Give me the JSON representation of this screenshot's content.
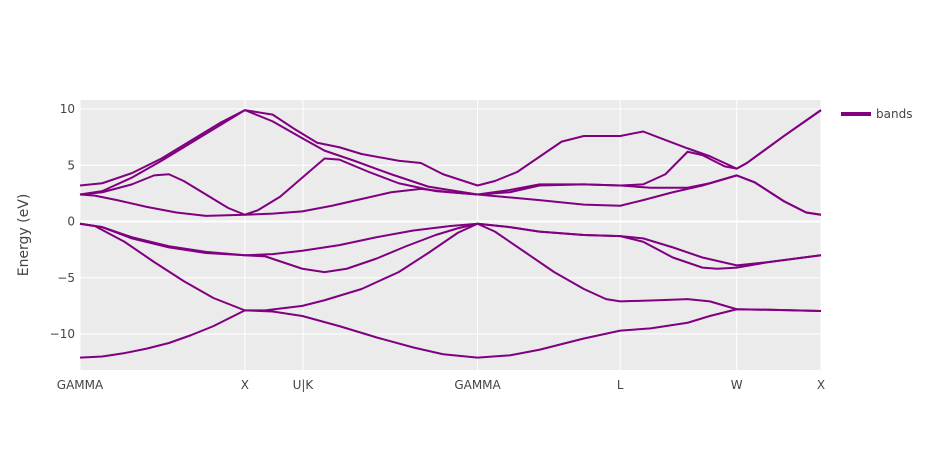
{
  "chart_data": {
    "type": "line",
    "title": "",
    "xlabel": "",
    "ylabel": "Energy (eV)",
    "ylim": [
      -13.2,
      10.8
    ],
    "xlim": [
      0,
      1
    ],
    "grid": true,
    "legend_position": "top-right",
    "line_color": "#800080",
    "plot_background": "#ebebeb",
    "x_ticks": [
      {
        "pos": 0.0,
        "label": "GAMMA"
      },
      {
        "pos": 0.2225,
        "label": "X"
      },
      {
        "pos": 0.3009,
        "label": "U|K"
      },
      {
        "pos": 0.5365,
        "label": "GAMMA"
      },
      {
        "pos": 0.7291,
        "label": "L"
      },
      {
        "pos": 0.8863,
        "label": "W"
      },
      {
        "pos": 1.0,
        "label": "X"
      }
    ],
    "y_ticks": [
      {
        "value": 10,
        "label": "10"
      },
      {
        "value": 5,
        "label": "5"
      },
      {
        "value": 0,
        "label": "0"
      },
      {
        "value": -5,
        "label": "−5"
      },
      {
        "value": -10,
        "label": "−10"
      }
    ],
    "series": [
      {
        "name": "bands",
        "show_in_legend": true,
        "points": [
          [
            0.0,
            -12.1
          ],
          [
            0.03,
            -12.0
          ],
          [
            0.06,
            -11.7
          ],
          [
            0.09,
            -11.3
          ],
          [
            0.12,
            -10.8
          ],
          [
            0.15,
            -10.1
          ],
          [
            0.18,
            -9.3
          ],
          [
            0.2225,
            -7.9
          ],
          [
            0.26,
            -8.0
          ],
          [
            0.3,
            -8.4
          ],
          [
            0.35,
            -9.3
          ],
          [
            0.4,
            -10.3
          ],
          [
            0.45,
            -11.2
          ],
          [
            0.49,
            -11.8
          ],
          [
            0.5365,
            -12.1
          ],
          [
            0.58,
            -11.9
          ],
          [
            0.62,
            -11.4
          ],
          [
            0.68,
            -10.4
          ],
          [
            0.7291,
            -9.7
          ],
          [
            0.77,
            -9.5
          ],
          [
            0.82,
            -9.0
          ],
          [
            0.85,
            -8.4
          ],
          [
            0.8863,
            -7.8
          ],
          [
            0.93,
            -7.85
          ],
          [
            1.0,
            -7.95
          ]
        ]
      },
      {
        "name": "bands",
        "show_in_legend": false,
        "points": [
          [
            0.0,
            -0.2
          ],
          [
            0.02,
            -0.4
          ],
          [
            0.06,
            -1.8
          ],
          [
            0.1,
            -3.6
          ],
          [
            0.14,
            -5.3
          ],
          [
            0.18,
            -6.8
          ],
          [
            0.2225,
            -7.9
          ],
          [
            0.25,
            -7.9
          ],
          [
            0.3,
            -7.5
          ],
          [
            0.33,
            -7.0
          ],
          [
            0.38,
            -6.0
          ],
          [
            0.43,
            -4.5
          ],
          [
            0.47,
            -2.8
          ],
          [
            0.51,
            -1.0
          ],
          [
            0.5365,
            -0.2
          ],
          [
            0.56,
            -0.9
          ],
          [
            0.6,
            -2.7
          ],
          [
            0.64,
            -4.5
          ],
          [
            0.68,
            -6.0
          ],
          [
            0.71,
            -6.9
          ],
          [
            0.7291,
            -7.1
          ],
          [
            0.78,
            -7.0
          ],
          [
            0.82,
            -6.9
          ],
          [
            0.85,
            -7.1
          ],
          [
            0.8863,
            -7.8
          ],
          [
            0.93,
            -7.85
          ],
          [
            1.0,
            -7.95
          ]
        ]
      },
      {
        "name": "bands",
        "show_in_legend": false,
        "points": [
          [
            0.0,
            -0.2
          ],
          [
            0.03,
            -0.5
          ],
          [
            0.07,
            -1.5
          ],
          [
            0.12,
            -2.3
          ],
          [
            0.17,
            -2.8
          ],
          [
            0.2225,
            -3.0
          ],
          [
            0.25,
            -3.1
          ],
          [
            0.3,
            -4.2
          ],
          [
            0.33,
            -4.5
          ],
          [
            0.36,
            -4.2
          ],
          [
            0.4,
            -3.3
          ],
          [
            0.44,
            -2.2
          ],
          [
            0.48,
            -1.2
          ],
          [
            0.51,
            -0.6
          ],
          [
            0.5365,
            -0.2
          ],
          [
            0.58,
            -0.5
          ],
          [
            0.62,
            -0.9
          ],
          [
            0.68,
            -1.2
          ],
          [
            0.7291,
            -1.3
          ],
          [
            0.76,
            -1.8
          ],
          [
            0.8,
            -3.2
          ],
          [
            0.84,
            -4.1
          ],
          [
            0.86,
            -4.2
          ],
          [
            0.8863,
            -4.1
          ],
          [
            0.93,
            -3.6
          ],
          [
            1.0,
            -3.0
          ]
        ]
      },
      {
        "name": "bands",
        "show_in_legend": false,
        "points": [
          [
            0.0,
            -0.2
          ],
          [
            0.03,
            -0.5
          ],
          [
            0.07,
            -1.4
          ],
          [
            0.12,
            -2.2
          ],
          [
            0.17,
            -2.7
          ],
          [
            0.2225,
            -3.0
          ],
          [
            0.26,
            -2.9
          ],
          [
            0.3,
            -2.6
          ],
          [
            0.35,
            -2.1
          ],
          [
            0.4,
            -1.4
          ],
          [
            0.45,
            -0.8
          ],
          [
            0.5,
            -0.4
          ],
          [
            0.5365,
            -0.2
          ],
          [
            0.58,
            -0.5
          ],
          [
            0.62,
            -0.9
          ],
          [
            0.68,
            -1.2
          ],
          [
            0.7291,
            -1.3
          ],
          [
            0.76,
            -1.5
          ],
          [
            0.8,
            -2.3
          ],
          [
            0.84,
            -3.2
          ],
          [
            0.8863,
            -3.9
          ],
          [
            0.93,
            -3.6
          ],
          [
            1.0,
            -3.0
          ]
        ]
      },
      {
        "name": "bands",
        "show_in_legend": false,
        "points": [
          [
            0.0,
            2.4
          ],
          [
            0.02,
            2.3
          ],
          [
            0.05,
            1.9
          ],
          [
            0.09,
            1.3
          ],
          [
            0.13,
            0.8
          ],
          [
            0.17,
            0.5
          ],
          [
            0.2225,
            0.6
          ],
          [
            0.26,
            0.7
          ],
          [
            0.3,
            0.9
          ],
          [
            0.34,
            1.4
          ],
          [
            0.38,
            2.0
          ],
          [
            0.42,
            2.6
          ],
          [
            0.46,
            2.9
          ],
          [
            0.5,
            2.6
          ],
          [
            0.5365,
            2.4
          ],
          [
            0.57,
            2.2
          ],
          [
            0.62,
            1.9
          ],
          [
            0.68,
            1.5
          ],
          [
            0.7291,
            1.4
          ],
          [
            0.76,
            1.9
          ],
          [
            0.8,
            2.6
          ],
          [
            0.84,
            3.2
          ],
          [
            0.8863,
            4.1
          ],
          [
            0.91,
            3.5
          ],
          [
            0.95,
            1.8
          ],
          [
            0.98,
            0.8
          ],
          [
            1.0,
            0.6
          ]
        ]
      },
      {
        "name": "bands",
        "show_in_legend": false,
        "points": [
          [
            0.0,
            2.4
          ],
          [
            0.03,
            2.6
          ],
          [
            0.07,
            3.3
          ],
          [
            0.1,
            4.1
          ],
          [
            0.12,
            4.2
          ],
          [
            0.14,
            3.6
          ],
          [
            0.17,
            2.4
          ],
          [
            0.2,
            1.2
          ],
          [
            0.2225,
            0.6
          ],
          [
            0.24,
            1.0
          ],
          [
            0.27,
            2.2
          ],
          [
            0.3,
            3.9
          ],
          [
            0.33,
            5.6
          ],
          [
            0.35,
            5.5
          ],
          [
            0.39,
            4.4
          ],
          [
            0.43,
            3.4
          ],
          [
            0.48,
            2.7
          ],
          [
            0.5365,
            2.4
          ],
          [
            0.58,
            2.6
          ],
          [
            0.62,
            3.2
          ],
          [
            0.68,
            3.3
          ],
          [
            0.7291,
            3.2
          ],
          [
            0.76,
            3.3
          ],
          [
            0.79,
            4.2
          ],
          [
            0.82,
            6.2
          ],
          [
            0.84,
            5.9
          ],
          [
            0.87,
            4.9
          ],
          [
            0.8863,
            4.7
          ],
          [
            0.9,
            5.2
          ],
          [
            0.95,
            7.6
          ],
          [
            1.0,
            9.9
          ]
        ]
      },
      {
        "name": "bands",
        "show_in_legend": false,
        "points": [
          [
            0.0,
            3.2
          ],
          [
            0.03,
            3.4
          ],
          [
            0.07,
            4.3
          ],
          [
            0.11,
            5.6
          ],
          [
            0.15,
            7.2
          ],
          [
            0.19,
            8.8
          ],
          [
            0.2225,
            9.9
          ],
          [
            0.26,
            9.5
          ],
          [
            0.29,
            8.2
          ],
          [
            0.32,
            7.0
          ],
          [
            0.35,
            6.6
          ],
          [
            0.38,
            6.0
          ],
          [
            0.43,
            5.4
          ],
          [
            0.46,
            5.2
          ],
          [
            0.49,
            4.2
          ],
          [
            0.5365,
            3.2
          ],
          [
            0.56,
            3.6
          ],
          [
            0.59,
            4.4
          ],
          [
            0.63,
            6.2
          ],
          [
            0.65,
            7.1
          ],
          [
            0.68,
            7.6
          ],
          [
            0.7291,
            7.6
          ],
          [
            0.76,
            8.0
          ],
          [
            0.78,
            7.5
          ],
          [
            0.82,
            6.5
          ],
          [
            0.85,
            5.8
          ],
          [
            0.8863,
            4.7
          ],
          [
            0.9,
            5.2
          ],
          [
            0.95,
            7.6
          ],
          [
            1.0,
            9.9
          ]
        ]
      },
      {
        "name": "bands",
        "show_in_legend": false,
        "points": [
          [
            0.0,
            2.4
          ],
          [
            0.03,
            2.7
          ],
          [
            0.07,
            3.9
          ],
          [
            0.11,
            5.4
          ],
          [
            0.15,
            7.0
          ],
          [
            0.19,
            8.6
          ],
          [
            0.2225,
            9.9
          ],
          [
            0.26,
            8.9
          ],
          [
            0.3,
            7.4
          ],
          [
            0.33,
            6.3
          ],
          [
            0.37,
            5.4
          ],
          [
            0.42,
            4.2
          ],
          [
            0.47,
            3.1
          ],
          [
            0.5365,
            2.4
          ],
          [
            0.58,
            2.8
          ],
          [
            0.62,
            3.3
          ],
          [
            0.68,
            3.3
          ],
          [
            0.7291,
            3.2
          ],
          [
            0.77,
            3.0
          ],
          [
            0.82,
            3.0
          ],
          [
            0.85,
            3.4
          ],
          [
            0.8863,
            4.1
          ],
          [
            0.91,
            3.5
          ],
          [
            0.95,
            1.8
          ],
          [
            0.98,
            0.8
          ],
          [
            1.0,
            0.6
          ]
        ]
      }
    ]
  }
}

◇ ◇ ◇ ◇ ◇

Problem description: Collect every line from the records above that contains the word "value".

Answer:
        "value": 10,
        "value": 5,
        "value": 0,
        "value": -5,
        "value": -10,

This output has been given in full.